Extracted data:
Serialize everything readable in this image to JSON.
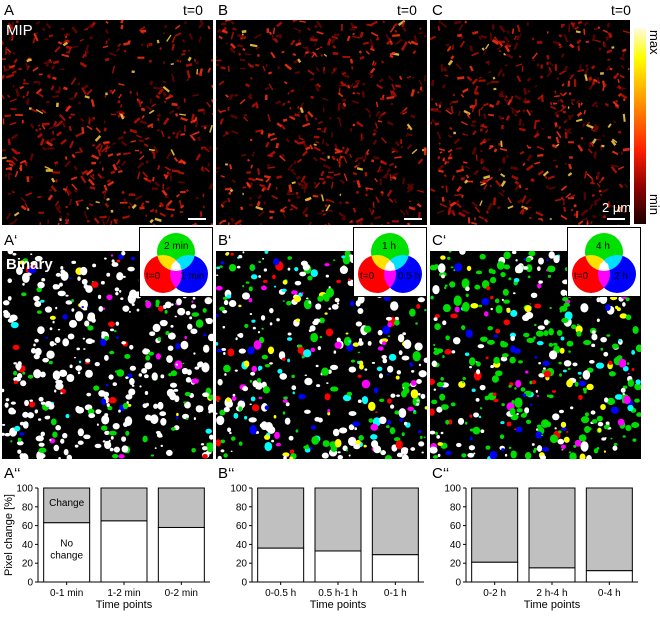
{
  "panels": {
    "row1": [
      {
        "label": "A",
        "time": "t=0"
      },
      {
        "label": "B",
        "time": "t=0"
      },
      {
        "label": "C",
        "time": "t=0"
      }
    ],
    "row1_title": "MIP",
    "scalebar_label": "2 µm",
    "colorbar": {
      "max": "max",
      "min": "min"
    },
    "row2": [
      {
        "label": "A‘",
        "venn": {
          "top": "2 min",
          "left": "t=0",
          "right": "1 min"
        }
      },
      {
        "label": "B‘",
        "venn": {
          "top": "1 h",
          "left": "t=0",
          "right": "0.5 h"
        }
      },
      {
        "label": "C‘",
        "venn": {
          "top": "4 h",
          "left": "t=0",
          "right": "2 h"
        }
      }
    ],
    "row2_title": "Binary",
    "row3": [
      {
        "label": "A‘‘"
      },
      {
        "label": "B‘‘"
      },
      {
        "label": "C‘‘"
      }
    ]
  },
  "colors": {
    "change": "#c0c0c0",
    "no_change": "#ffffff",
    "venn_red": "#ff0000",
    "venn_green": "#00e000",
    "venn_blue": "#0000ff"
  },
  "chart_data": [
    {
      "type": "bar",
      "stacked": true,
      "categories": [
        "0-1 min",
        "1-2 min",
        "0-2 min"
      ],
      "series": [
        {
          "name": "No change",
          "values": [
            63,
            65,
            58
          ]
        },
        {
          "name": "Change",
          "values": [
            37,
            35,
            42
          ]
        }
      ],
      "xlabel": "Time points",
      "ylabel": "Pixel change [%]",
      "ylim": [
        0,
        100
      ],
      "yticks": [
        "0",
        "20",
        "40",
        "60",
        "80",
        "100"
      ],
      "annotations": {
        "change": "Change",
        "no_change_1": "No",
        "no_change_2": "change"
      }
    },
    {
      "type": "bar",
      "stacked": true,
      "categories": [
        "0-0.5 h",
        "0.5 h-1 h",
        "0-1 h"
      ],
      "series": [
        {
          "name": "No change",
          "values": [
            36,
            33,
            29
          ]
        },
        {
          "name": "Change",
          "values": [
            64,
            67,
            71
          ]
        }
      ],
      "xlabel": "Time points",
      "ylabel": "",
      "ylim": [
        0,
        100
      ],
      "yticks": [
        "0",
        "20",
        "40",
        "60",
        "80",
        "100"
      ]
    },
    {
      "type": "bar",
      "stacked": true,
      "categories": [
        "0-2 h",
        "2 h-4 h",
        "0-4 h"
      ],
      "series": [
        {
          "name": "No change",
          "values": [
            21,
            15,
            12
          ]
        },
        {
          "name": "Change",
          "values": [
            79,
            85,
            88
          ]
        }
      ],
      "xlabel": "Time points",
      "ylabel": "",
      "ylim": [
        0,
        100
      ],
      "yticks": [
        "0",
        "20",
        "40",
        "60",
        "80",
        "100"
      ]
    }
  ]
}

Exercise: Reproduce the records, all of them, word for word; omit the pictures.

The output:
Serialize everything readable in this image to JSON.
{
  "panels": {
    "row1": [
      {
        "label": "A",
        "time": "t=0"
      },
      {
        "label": "B",
        "time": "t=0"
      },
      {
        "label": "C",
        "time": "t=0"
      }
    ],
    "row1_title": "MIP",
    "scalebar_label": "2 µm",
    "colorbar": {
      "max": "max",
      "min": "min"
    },
    "row2": [
      {
        "label": "A‘",
        "venn": {
          "top": "2 min",
          "left": "t=0",
          "right": "1 min"
        }
      },
      {
        "label": "B‘",
        "venn": {
          "top": "1 h",
          "left": "t=0",
          "right": "0.5 h"
        }
      },
      {
        "label": "C‘",
        "venn": {
          "top": "4 h",
          "left": "t=0",
          "right": "2 h"
        }
      }
    ],
    "row2_title": "Binary",
    "row3": [
      {
        "label": "A‘‘"
      },
      {
        "label": "B‘‘"
      },
      {
        "label": "C‘‘"
      }
    ]
  },
  "colors": {
    "change": "#c0c0c0",
    "no_change": "#ffffff",
    "venn_red": "#ff0000",
    "venn_green": "#00e000",
    "venn_blue": "#0000ff"
  },
  "chart_data": [
    {
      "type": "bar",
      "stacked": true,
      "categories": [
        "0-1 min",
        "1-2 min",
        "0-2 min"
      ],
      "series": [
        {
          "name": "No change",
          "values": [
            63,
            65,
            58
          ]
        },
        {
          "name": "Change",
          "values": [
            37,
            35,
            42
          ]
        }
      ],
      "xlabel": "Time points",
      "ylabel": "Pixel change [%]",
      "ylim": [
        0,
        100
      ],
      "yticks": [
        "0",
        "20",
        "40",
        "60",
        "80",
        "100"
      ],
      "annotations": {
        "change": "Change",
        "no_change_1": "No",
        "no_change_2": "change"
      }
    },
    {
      "type": "bar",
      "stacked": true,
      "categories": [
        "0-0.5 h",
        "0.5 h-1 h",
        "0-1 h"
      ],
      "series": [
        {
          "name": "No change",
          "values": [
            36,
            33,
            29
          ]
        },
        {
          "name": "Change",
          "values": [
            64,
            67,
            71
          ]
        }
      ],
      "xlabel": "Time points",
      "ylabel": "",
      "ylim": [
        0,
        100
      ],
      "yticks": [
        "0",
        "20",
        "40",
        "60",
        "80",
        "100"
      ]
    },
    {
      "type": "bar",
      "stacked": true,
      "categories": [
        "0-2 h",
        "2 h-4 h",
        "0-4 h"
      ],
      "series": [
        {
          "name": "No change",
          "values": [
            21,
            15,
            12
          ]
        },
        {
          "name": "Change",
          "values": [
            79,
            85,
            88
          ]
        }
      ],
      "xlabel": "Time points",
      "ylabel": "",
      "ylim": [
        0,
        100
      ],
      "yticks": [
        "0",
        "20",
        "40",
        "60",
        "80",
        "100"
      ]
    }
  ]
}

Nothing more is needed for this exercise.